**Prompt:**
Your task is to repeat the lines below exactly, excluding any pictures they contain.

**Exercise input:**
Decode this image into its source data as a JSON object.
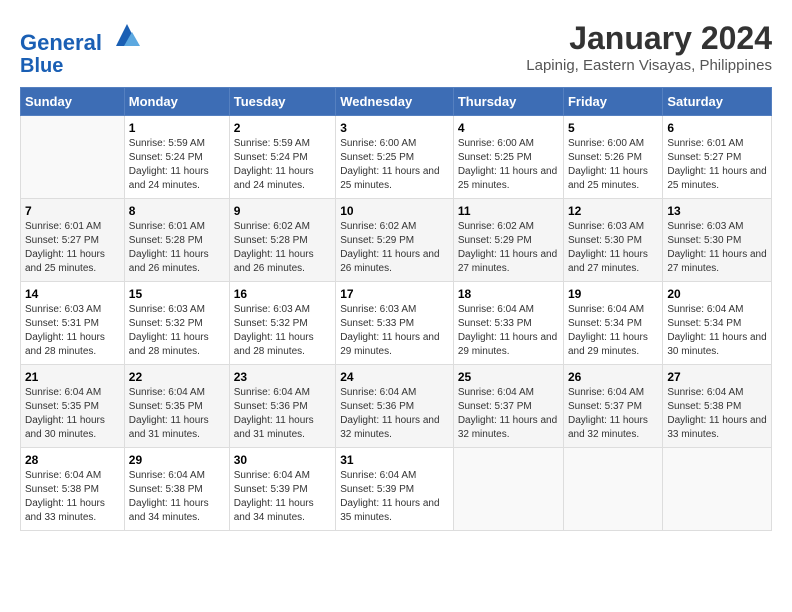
{
  "header": {
    "logo_line1": "General",
    "logo_line2": "Blue",
    "month_title": "January 2024",
    "location": "Lapinig, Eastern Visayas, Philippines"
  },
  "days_of_week": [
    "Sunday",
    "Monday",
    "Tuesday",
    "Wednesday",
    "Thursday",
    "Friday",
    "Saturday"
  ],
  "weeks": [
    [
      {
        "day": "",
        "sunrise": "",
        "sunset": "",
        "daylight": ""
      },
      {
        "day": "1",
        "sunrise": "Sunrise: 5:59 AM",
        "sunset": "Sunset: 5:24 PM",
        "daylight": "Daylight: 11 hours and 24 minutes."
      },
      {
        "day": "2",
        "sunrise": "Sunrise: 5:59 AM",
        "sunset": "Sunset: 5:24 PM",
        "daylight": "Daylight: 11 hours and 24 minutes."
      },
      {
        "day": "3",
        "sunrise": "Sunrise: 6:00 AM",
        "sunset": "Sunset: 5:25 PM",
        "daylight": "Daylight: 11 hours and 25 minutes."
      },
      {
        "day": "4",
        "sunrise": "Sunrise: 6:00 AM",
        "sunset": "Sunset: 5:25 PM",
        "daylight": "Daylight: 11 hours and 25 minutes."
      },
      {
        "day": "5",
        "sunrise": "Sunrise: 6:00 AM",
        "sunset": "Sunset: 5:26 PM",
        "daylight": "Daylight: 11 hours and 25 minutes."
      },
      {
        "day": "6",
        "sunrise": "Sunrise: 6:01 AM",
        "sunset": "Sunset: 5:27 PM",
        "daylight": "Daylight: 11 hours and 25 minutes."
      }
    ],
    [
      {
        "day": "7",
        "sunrise": "Sunrise: 6:01 AM",
        "sunset": "Sunset: 5:27 PM",
        "daylight": "Daylight: 11 hours and 25 minutes."
      },
      {
        "day": "8",
        "sunrise": "Sunrise: 6:01 AM",
        "sunset": "Sunset: 5:28 PM",
        "daylight": "Daylight: 11 hours and 26 minutes."
      },
      {
        "day": "9",
        "sunrise": "Sunrise: 6:02 AM",
        "sunset": "Sunset: 5:28 PM",
        "daylight": "Daylight: 11 hours and 26 minutes."
      },
      {
        "day": "10",
        "sunrise": "Sunrise: 6:02 AM",
        "sunset": "Sunset: 5:29 PM",
        "daylight": "Daylight: 11 hours and 26 minutes."
      },
      {
        "day": "11",
        "sunrise": "Sunrise: 6:02 AM",
        "sunset": "Sunset: 5:29 PM",
        "daylight": "Daylight: 11 hours and 27 minutes."
      },
      {
        "day": "12",
        "sunrise": "Sunrise: 6:03 AM",
        "sunset": "Sunset: 5:30 PM",
        "daylight": "Daylight: 11 hours and 27 minutes."
      },
      {
        "day": "13",
        "sunrise": "Sunrise: 6:03 AM",
        "sunset": "Sunset: 5:30 PM",
        "daylight": "Daylight: 11 hours and 27 minutes."
      }
    ],
    [
      {
        "day": "14",
        "sunrise": "Sunrise: 6:03 AM",
        "sunset": "Sunset: 5:31 PM",
        "daylight": "Daylight: 11 hours and 28 minutes."
      },
      {
        "day": "15",
        "sunrise": "Sunrise: 6:03 AM",
        "sunset": "Sunset: 5:32 PM",
        "daylight": "Daylight: 11 hours and 28 minutes."
      },
      {
        "day": "16",
        "sunrise": "Sunrise: 6:03 AM",
        "sunset": "Sunset: 5:32 PM",
        "daylight": "Daylight: 11 hours and 28 minutes."
      },
      {
        "day": "17",
        "sunrise": "Sunrise: 6:03 AM",
        "sunset": "Sunset: 5:33 PM",
        "daylight": "Daylight: 11 hours and 29 minutes."
      },
      {
        "day": "18",
        "sunrise": "Sunrise: 6:04 AM",
        "sunset": "Sunset: 5:33 PM",
        "daylight": "Daylight: 11 hours and 29 minutes."
      },
      {
        "day": "19",
        "sunrise": "Sunrise: 6:04 AM",
        "sunset": "Sunset: 5:34 PM",
        "daylight": "Daylight: 11 hours and 29 minutes."
      },
      {
        "day": "20",
        "sunrise": "Sunrise: 6:04 AM",
        "sunset": "Sunset: 5:34 PM",
        "daylight": "Daylight: 11 hours and 30 minutes."
      }
    ],
    [
      {
        "day": "21",
        "sunrise": "Sunrise: 6:04 AM",
        "sunset": "Sunset: 5:35 PM",
        "daylight": "Daylight: 11 hours and 30 minutes."
      },
      {
        "day": "22",
        "sunrise": "Sunrise: 6:04 AM",
        "sunset": "Sunset: 5:35 PM",
        "daylight": "Daylight: 11 hours and 31 minutes."
      },
      {
        "day": "23",
        "sunrise": "Sunrise: 6:04 AM",
        "sunset": "Sunset: 5:36 PM",
        "daylight": "Daylight: 11 hours and 31 minutes."
      },
      {
        "day": "24",
        "sunrise": "Sunrise: 6:04 AM",
        "sunset": "Sunset: 5:36 PM",
        "daylight": "Daylight: 11 hours and 32 minutes."
      },
      {
        "day": "25",
        "sunrise": "Sunrise: 6:04 AM",
        "sunset": "Sunset: 5:37 PM",
        "daylight": "Daylight: 11 hours and 32 minutes."
      },
      {
        "day": "26",
        "sunrise": "Sunrise: 6:04 AM",
        "sunset": "Sunset: 5:37 PM",
        "daylight": "Daylight: 11 hours and 32 minutes."
      },
      {
        "day": "27",
        "sunrise": "Sunrise: 6:04 AM",
        "sunset": "Sunset: 5:38 PM",
        "daylight": "Daylight: 11 hours and 33 minutes."
      }
    ],
    [
      {
        "day": "28",
        "sunrise": "Sunrise: 6:04 AM",
        "sunset": "Sunset: 5:38 PM",
        "daylight": "Daylight: 11 hours and 33 minutes."
      },
      {
        "day": "29",
        "sunrise": "Sunrise: 6:04 AM",
        "sunset": "Sunset: 5:38 PM",
        "daylight": "Daylight: 11 hours and 34 minutes."
      },
      {
        "day": "30",
        "sunrise": "Sunrise: 6:04 AM",
        "sunset": "Sunset: 5:39 PM",
        "daylight": "Daylight: 11 hours and 34 minutes."
      },
      {
        "day": "31",
        "sunrise": "Sunrise: 6:04 AM",
        "sunset": "Sunset: 5:39 PM",
        "daylight": "Daylight: 11 hours and 35 minutes."
      },
      {
        "day": "",
        "sunrise": "",
        "sunset": "",
        "daylight": ""
      },
      {
        "day": "",
        "sunrise": "",
        "sunset": "",
        "daylight": ""
      },
      {
        "day": "",
        "sunrise": "",
        "sunset": "",
        "daylight": ""
      }
    ]
  ]
}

**Problem solution:**
Decode this image into its source data as a JSON object.
{
  "header": {
    "logo_line1": "General",
    "logo_line2": "Blue",
    "month_title": "January 2024",
    "location": "Lapinig, Eastern Visayas, Philippines"
  },
  "days_of_week": [
    "Sunday",
    "Monday",
    "Tuesday",
    "Wednesday",
    "Thursday",
    "Friday",
    "Saturday"
  ],
  "weeks": [
    [
      {
        "day": "",
        "sunrise": "",
        "sunset": "",
        "daylight": ""
      },
      {
        "day": "1",
        "sunrise": "Sunrise: 5:59 AM",
        "sunset": "Sunset: 5:24 PM",
        "daylight": "Daylight: 11 hours and 24 minutes."
      },
      {
        "day": "2",
        "sunrise": "Sunrise: 5:59 AM",
        "sunset": "Sunset: 5:24 PM",
        "daylight": "Daylight: 11 hours and 24 minutes."
      },
      {
        "day": "3",
        "sunrise": "Sunrise: 6:00 AM",
        "sunset": "Sunset: 5:25 PM",
        "daylight": "Daylight: 11 hours and 25 minutes."
      },
      {
        "day": "4",
        "sunrise": "Sunrise: 6:00 AM",
        "sunset": "Sunset: 5:25 PM",
        "daylight": "Daylight: 11 hours and 25 minutes."
      },
      {
        "day": "5",
        "sunrise": "Sunrise: 6:00 AM",
        "sunset": "Sunset: 5:26 PM",
        "daylight": "Daylight: 11 hours and 25 minutes."
      },
      {
        "day": "6",
        "sunrise": "Sunrise: 6:01 AM",
        "sunset": "Sunset: 5:27 PM",
        "daylight": "Daylight: 11 hours and 25 minutes."
      }
    ],
    [
      {
        "day": "7",
        "sunrise": "Sunrise: 6:01 AM",
        "sunset": "Sunset: 5:27 PM",
        "daylight": "Daylight: 11 hours and 25 minutes."
      },
      {
        "day": "8",
        "sunrise": "Sunrise: 6:01 AM",
        "sunset": "Sunset: 5:28 PM",
        "daylight": "Daylight: 11 hours and 26 minutes."
      },
      {
        "day": "9",
        "sunrise": "Sunrise: 6:02 AM",
        "sunset": "Sunset: 5:28 PM",
        "daylight": "Daylight: 11 hours and 26 minutes."
      },
      {
        "day": "10",
        "sunrise": "Sunrise: 6:02 AM",
        "sunset": "Sunset: 5:29 PM",
        "daylight": "Daylight: 11 hours and 26 minutes."
      },
      {
        "day": "11",
        "sunrise": "Sunrise: 6:02 AM",
        "sunset": "Sunset: 5:29 PM",
        "daylight": "Daylight: 11 hours and 27 minutes."
      },
      {
        "day": "12",
        "sunrise": "Sunrise: 6:03 AM",
        "sunset": "Sunset: 5:30 PM",
        "daylight": "Daylight: 11 hours and 27 minutes."
      },
      {
        "day": "13",
        "sunrise": "Sunrise: 6:03 AM",
        "sunset": "Sunset: 5:30 PM",
        "daylight": "Daylight: 11 hours and 27 minutes."
      }
    ],
    [
      {
        "day": "14",
        "sunrise": "Sunrise: 6:03 AM",
        "sunset": "Sunset: 5:31 PM",
        "daylight": "Daylight: 11 hours and 28 minutes."
      },
      {
        "day": "15",
        "sunrise": "Sunrise: 6:03 AM",
        "sunset": "Sunset: 5:32 PM",
        "daylight": "Daylight: 11 hours and 28 minutes."
      },
      {
        "day": "16",
        "sunrise": "Sunrise: 6:03 AM",
        "sunset": "Sunset: 5:32 PM",
        "daylight": "Daylight: 11 hours and 28 minutes."
      },
      {
        "day": "17",
        "sunrise": "Sunrise: 6:03 AM",
        "sunset": "Sunset: 5:33 PM",
        "daylight": "Daylight: 11 hours and 29 minutes."
      },
      {
        "day": "18",
        "sunrise": "Sunrise: 6:04 AM",
        "sunset": "Sunset: 5:33 PM",
        "daylight": "Daylight: 11 hours and 29 minutes."
      },
      {
        "day": "19",
        "sunrise": "Sunrise: 6:04 AM",
        "sunset": "Sunset: 5:34 PM",
        "daylight": "Daylight: 11 hours and 29 minutes."
      },
      {
        "day": "20",
        "sunrise": "Sunrise: 6:04 AM",
        "sunset": "Sunset: 5:34 PM",
        "daylight": "Daylight: 11 hours and 30 minutes."
      }
    ],
    [
      {
        "day": "21",
        "sunrise": "Sunrise: 6:04 AM",
        "sunset": "Sunset: 5:35 PM",
        "daylight": "Daylight: 11 hours and 30 minutes."
      },
      {
        "day": "22",
        "sunrise": "Sunrise: 6:04 AM",
        "sunset": "Sunset: 5:35 PM",
        "daylight": "Daylight: 11 hours and 31 minutes."
      },
      {
        "day": "23",
        "sunrise": "Sunrise: 6:04 AM",
        "sunset": "Sunset: 5:36 PM",
        "daylight": "Daylight: 11 hours and 31 minutes."
      },
      {
        "day": "24",
        "sunrise": "Sunrise: 6:04 AM",
        "sunset": "Sunset: 5:36 PM",
        "daylight": "Daylight: 11 hours and 32 minutes."
      },
      {
        "day": "25",
        "sunrise": "Sunrise: 6:04 AM",
        "sunset": "Sunset: 5:37 PM",
        "daylight": "Daylight: 11 hours and 32 minutes."
      },
      {
        "day": "26",
        "sunrise": "Sunrise: 6:04 AM",
        "sunset": "Sunset: 5:37 PM",
        "daylight": "Daylight: 11 hours and 32 minutes."
      },
      {
        "day": "27",
        "sunrise": "Sunrise: 6:04 AM",
        "sunset": "Sunset: 5:38 PM",
        "daylight": "Daylight: 11 hours and 33 minutes."
      }
    ],
    [
      {
        "day": "28",
        "sunrise": "Sunrise: 6:04 AM",
        "sunset": "Sunset: 5:38 PM",
        "daylight": "Daylight: 11 hours and 33 minutes."
      },
      {
        "day": "29",
        "sunrise": "Sunrise: 6:04 AM",
        "sunset": "Sunset: 5:38 PM",
        "daylight": "Daylight: 11 hours and 34 minutes."
      },
      {
        "day": "30",
        "sunrise": "Sunrise: 6:04 AM",
        "sunset": "Sunset: 5:39 PM",
        "daylight": "Daylight: 11 hours and 34 minutes."
      },
      {
        "day": "31",
        "sunrise": "Sunrise: 6:04 AM",
        "sunset": "Sunset: 5:39 PM",
        "daylight": "Daylight: 11 hours and 35 minutes."
      },
      {
        "day": "",
        "sunrise": "",
        "sunset": "",
        "daylight": ""
      },
      {
        "day": "",
        "sunrise": "",
        "sunset": "",
        "daylight": ""
      },
      {
        "day": "",
        "sunrise": "",
        "sunset": "",
        "daylight": ""
      }
    ]
  ]
}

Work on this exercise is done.